[BEGIN RECORD EXTRACTS]
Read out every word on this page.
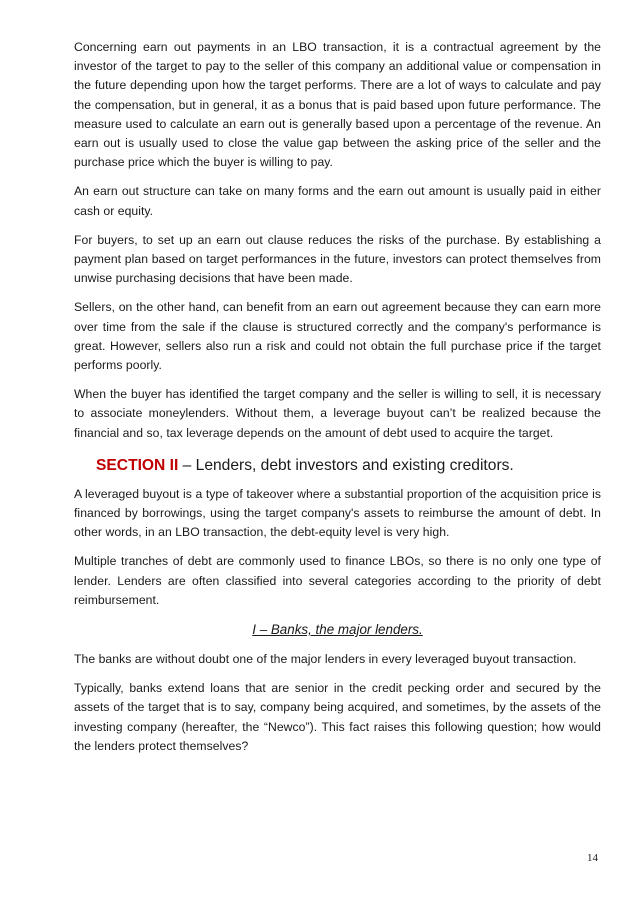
Concerning earn out payments in an LBO transaction, it is a contractual agreement by the investor of the target to pay to the seller of this company an additional value or compensation in the future depending upon how the target performs. There are a lot of ways to calculate and pay the compensation, but in general, it as a bonus that is paid based upon future performance. The measure used to calculate an earn out is generally based upon a percentage of the revenue. An earn out is usually used to close the value gap between the asking price of the seller and the purchase price which the buyer is willing to pay.

An earn out structure can take on many forms and the earn out amount is usually paid in either cash or equity.

For buyers, to set up an earn out clause reduces the risks of the purchase. By establishing a payment plan based on target performances in the future, investors can protect themselves from unwise purchasing decisions that have been made.

Sellers, on the other hand, can benefit from an earn out agreement because they can earn more over time from the sale if the clause is structured correctly and the company's performance is great. However, sellers also run a risk and could not obtain the full purchase price if the target performs poorly.

When the buyer has identified the target company and the seller is willing to sell, it is necessary to associate moneylenders. Without them, a leverage buyout can’t be realized because the financial and so, tax leverage depends on the amount of debt used to acquire the target.

SECTION II – Lenders, debt investors and existing creditors.

A leveraged buyout is a type of takeover where a substantial proportion of the acquisition price is financed by borrowings, using the target company's assets to reimburse the amount of debt. In other words, in an LBO transaction, the debt-equity level is very high.

Multiple tranches of debt are commonly used to finance LBOs, so there is no only one type of lender. Lenders are often classified into several categories according to the priority of debt reimbursement.

I – Banks, the major lenders.

The banks are without doubt one of the major lenders in every leveraged buyout transaction.

Typically, banks extend loans that are senior in the credit pecking order and secured by the assets of the target that is to say, company being acquired, and sometimes, by the assets of the investing company (hereafter, the “Newco”). This fact raises this following question; how would the lenders protect themselves?

14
[END RECORD EXTRACTS]
# JOB:
Your task is to repeat the data above exactly while excluding the pictures.

# SOLUTION TO THE PROBLEM:
Read out every word on this page.
Concerning earn out payments in an LBO transaction, it is a contractual agreement by the investor of the target to pay to the seller of this company an additional value or compensation in the future depending upon how the target performs. There are a lot of ways to calculate and pay the compensation, but in general, it as a bonus that is paid based upon future performance. The measure used to calculate an earn out is generally based upon a percentage of the revenue. An earn out is usually used to close the value gap between the asking price of the seller and the purchase price which the buyer is willing to pay.

An earn out structure can take on many forms and the earn out amount is usually paid in either cash or equity.

For buyers, to set up an earn out clause reduces the risks of the purchase. By establishing a payment plan based on target performances in the future, investors can protect themselves from unwise purchasing decisions that have been made.

Sellers, on the other hand, can benefit from an earn out agreement because they can earn more over time from the sale if the clause is structured correctly and the company's performance is great. However, sellers also run a risk and could not obtain the full purchase price if the target performs poorly.

When the buyer has identified the target company and the seller is willing to sell, it is necessary to associate moneylenders. Without them, a leverage buyout can’t be realized because the financial and so, tax leverage depends on the amount of debt used to acquire the target.

SECTION II – Lenders, debt investors and existing creditors.

A leveraged buyout is a type of takeover where a substantial proportion of the acquisition price is financed by borrowings, using the target company's assets to reimburse the amount of debt. In other words, in an LBO transaction, the debt-equity level is very high.

Multiple tranches of debt are commonly used to finance LBOs, so there is no only one type of lender. Lenders are often classified into several categories according to the priority of debt reimbursement.

I – Banks, the major lenders.

The banks are without doubt one of the major lenders in every leveraged buyout transaction.

Typically, banks extend loans that are senior in the credit pecking order and secured by the assets of the target that is to say, company being acquired, and sometimes, by the assets of the investing company (hereafter, the “Newco”). This fact raises this following question; how would the lenders protect themselves?

14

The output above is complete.